Supplied passage:
^^^^^^^^
Last updated on June 14th, 2021 at 04:18 pm

**Work-Kinetic Energy Theorem with derivation**: In this post, we will discuss the special relationship between work done on an object and the resulting kinetic energy of the object and come up with the *statement of the work-kinetic energy theorem*. We will also see **how to derive the equation of the work-kinetic energy theorem**.

Everyday experience supports this theorem. If we see a football at rest on the ground and a moment later we see it hurtling through the air, we would conclude that someone did work on the ball, by exerting a large force over a short distance, to make it move.

This correct conclusion illustrates how doing work on an object gives the object increased velocity or kinetic energy.

## State work-kinetic energy theorem

**The special relationship between doing work on an object and the resulting kinetic energy of the object is called the work-kinetic energy theorem.**

## Derivation of the mathematical expression for work-kinetic energy theorem | equation derivation

To develop a mathematical expression that relates work to the kinetic energy, we’ll assume that all of the work done on a system gives the system kinetic energy only.

We will start with the definition of work and then apply Newton’s second law.

To avoid dealing with advanced mathematics, we are assuming that a constant force gives the system a constant acceleration so that you can use the equations of motion.

Since work and kinetic energy are scalar quantities, vector notation will be omitted from the derivation. This is valid as long as the directions of the force and displacement are parallel and the object is moving in a straight line.

Let’s assume that the force is constant and write the equation

for work. W = FΔd …………(1)

Using Newton’s second law, **F** = m**a**

Assume the force and the acceleration are parallel to the direction of the displacement and motion is in one direction. Then omit vector symbols and use F = ma ……. (2)

Let’s Substitute ma for F in the equation for work. W = maΔd…..(3)

Now we will use the equation of acceleration for uniformly accelerated motion. a = (v_{2} − v_{1})/Δt ……… (4)
^^^^^^^^
Set of tasks:
A: Reproduce the passage on the work-kinetic energy theorem above, word for word and in full.
B: In the records below, write out every line from the one containing "data-label: 96.9%: [437, 10, 478, 27]" through the one containing "data-label: 91.3%: [616, 34, 657, 51]", both included, and nothing else.

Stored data
^^^^^^^^
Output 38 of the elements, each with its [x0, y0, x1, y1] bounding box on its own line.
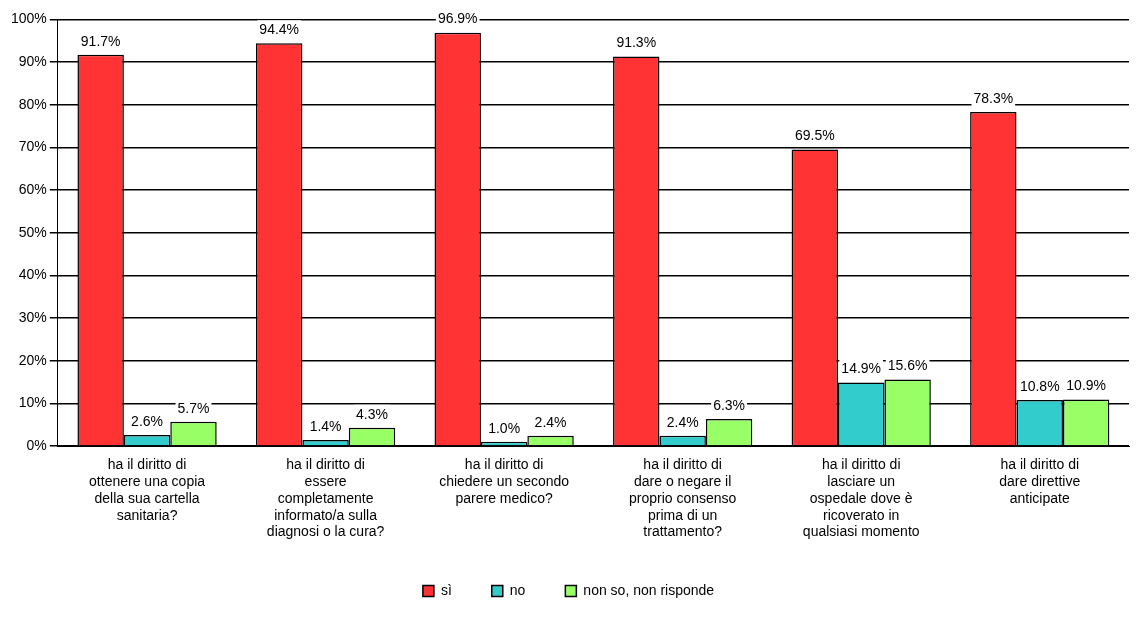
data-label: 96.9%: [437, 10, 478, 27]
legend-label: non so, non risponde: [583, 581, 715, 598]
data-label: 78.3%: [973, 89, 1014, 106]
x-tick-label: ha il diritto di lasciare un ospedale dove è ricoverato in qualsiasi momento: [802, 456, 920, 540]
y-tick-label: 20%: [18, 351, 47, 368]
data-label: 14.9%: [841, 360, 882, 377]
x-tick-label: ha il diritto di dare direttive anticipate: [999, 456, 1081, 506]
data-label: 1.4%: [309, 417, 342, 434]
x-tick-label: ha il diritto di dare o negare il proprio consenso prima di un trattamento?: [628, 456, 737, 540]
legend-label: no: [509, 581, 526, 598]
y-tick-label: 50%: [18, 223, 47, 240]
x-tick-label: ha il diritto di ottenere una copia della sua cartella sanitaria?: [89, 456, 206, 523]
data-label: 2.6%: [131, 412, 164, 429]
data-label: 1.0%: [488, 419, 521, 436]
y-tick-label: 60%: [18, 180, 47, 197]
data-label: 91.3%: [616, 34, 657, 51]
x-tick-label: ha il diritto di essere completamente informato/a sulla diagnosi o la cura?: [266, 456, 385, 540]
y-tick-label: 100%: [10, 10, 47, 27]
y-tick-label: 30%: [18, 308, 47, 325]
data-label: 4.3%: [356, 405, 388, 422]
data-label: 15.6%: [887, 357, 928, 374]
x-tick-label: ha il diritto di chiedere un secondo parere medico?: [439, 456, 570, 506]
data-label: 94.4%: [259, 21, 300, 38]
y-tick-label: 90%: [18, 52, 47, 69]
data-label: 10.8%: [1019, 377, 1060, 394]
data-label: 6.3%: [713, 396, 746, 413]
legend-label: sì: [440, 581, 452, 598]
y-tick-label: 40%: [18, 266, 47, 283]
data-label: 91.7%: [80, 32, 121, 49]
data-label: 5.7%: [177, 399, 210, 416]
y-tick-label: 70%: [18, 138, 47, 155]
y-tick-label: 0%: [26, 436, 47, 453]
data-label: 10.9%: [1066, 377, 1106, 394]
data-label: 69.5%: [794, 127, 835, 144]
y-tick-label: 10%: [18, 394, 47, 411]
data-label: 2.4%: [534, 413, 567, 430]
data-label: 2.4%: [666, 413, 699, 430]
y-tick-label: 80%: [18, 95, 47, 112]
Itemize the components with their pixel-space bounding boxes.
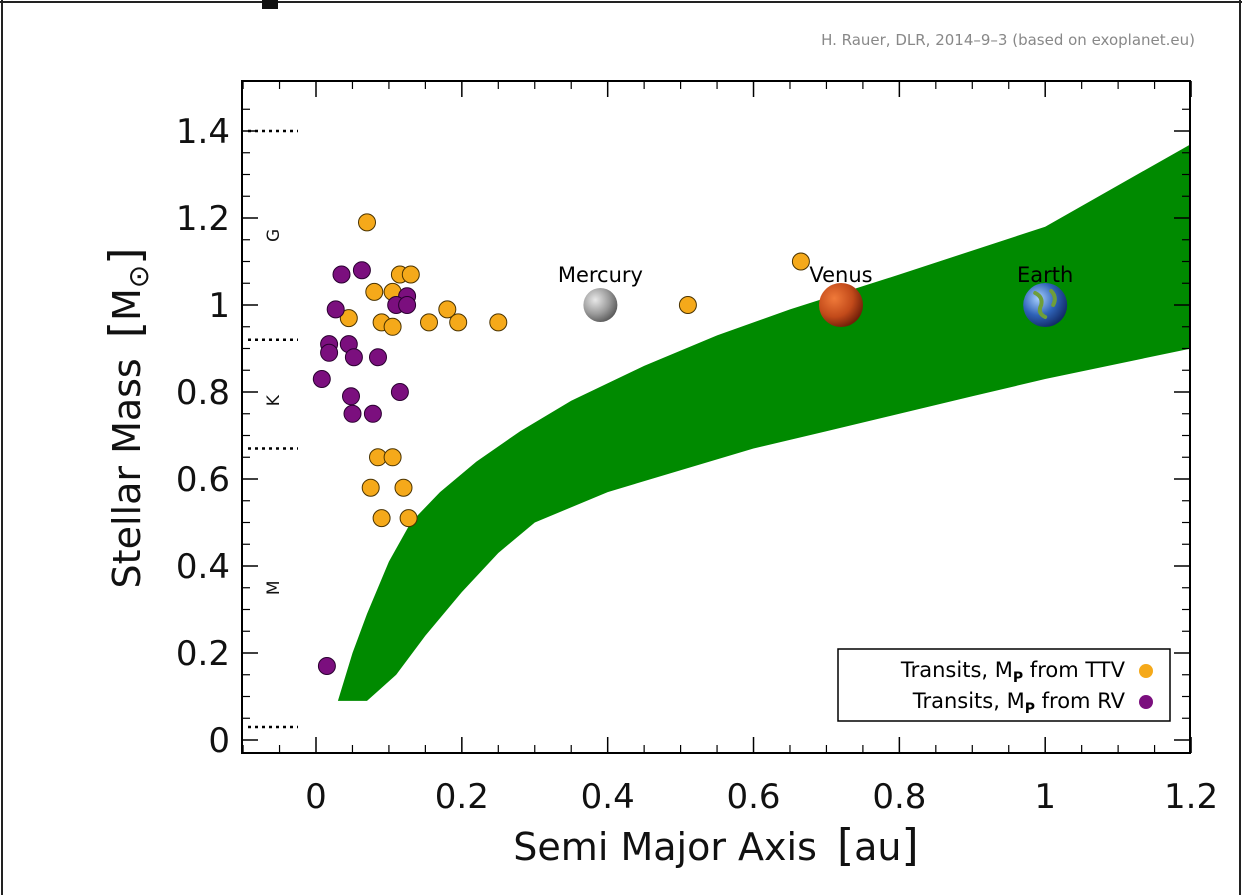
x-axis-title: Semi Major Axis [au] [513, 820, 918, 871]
^^^^^^^^
Replies:
A:
Last updated on June 14th, 2021 at 04:18 pm

**Work-Kinetic Energy Theorem with derivation**: In this post, we will discuss the special relationship between work done on an object and the resulting kinetic energy of the object and come up with the *statement of the work-kinetic energy theorem*. We will also see **how to derive the equation of the work-kinetic energy theorem**.

Everyday experience supports this theorem. If we see a football at rest on the ground and a moment later we see it hurtling through the air, we would conclude that someone did work on the ball, by exerting a large force over a short distance, to make it move.

This correct conclusion illustrates how doing work on an object gives the object increased velocity or kinetic energy.

## State work-kinetic energy theorem

**The special relationship between doing work on an object and the resulting kinetic energy of the object is called the work-kinetic energy theorem.**

## Derivation of the mathematical expression for work-kinetic energy theorem | equation derivation

To develop a mathematical expression that relates work to the kinetic energy, we’ll assume that all of the work done on a system gives the system kinetic energy only.

We will start with the definition of work and then apply Newton’s second law.

To avoid dealing with advanced mathematics, we are assuming that a constant force gives the system a constant acceleration so that you can use the equations of motion.

Since work and kinetic energy are scalar quantities, vector notation will be omitted from the derivation. This is valid as long as the directions of the force and displacement are parallel and the object is moving in a straight line.

Let’s assume that the force is constant and write the equation

for work. W = FΔd …………(1)

Using Newton’s second law, **F** = m**a**

Assume the force and the acceleration are parallel to the direction of the displacement and motion is in one direction. Then omit vector symbols and use F = ma ……. (2)

Let’s Substitute ma for F in the equation for work. W = maΔd…..(3)

Now we will use the equation of acceleration for uniformly accelerated motion. a = (v_{2} − v_{1})/Δt ……… (4)

B:
data-label: 96.9%: [437, 10, 478, 27]
legend-label: non so, non risponde: [583, 581, 715, 598]
data-label: 78.3%: [973, 89, 1014, 106]
x-tick-label: ha il diritto di lasciare un ospedale dove è ricoverato in qualsiasi momento: [802, 456, 920, 540]
y-tick-label: 20%: [18, 351, 47, 368]
data-label: 14.9%: [841, 360, 882, 377]
x-tick-label: ha il diritto di dare direttive anticipate: [999, 456, 1081, 506]
data-label: 1.4%: [309, 417, 342, 434]
x-tick-label: ha il diritto di dare o negare il proprio consenso prima di un trattamento?: [628, 456, 737, 540]
legend-label: no: [509, 581, 526, 598]
y-tick-label: 50%: [18, 223, 47, 240]
x-tick-label: ha il diritto di ottenere una copia della sua cartella sanitaria?: [89, 456, 206, 523]
data-label: 2.6%: [131, 412, 164, 429]
data-label: 1.0%: [488, 419, 521, 436]
y-tick-label: 60%: [18, 180, 47, 197]
data-label: 91.3%: [616, 34, 657, 51]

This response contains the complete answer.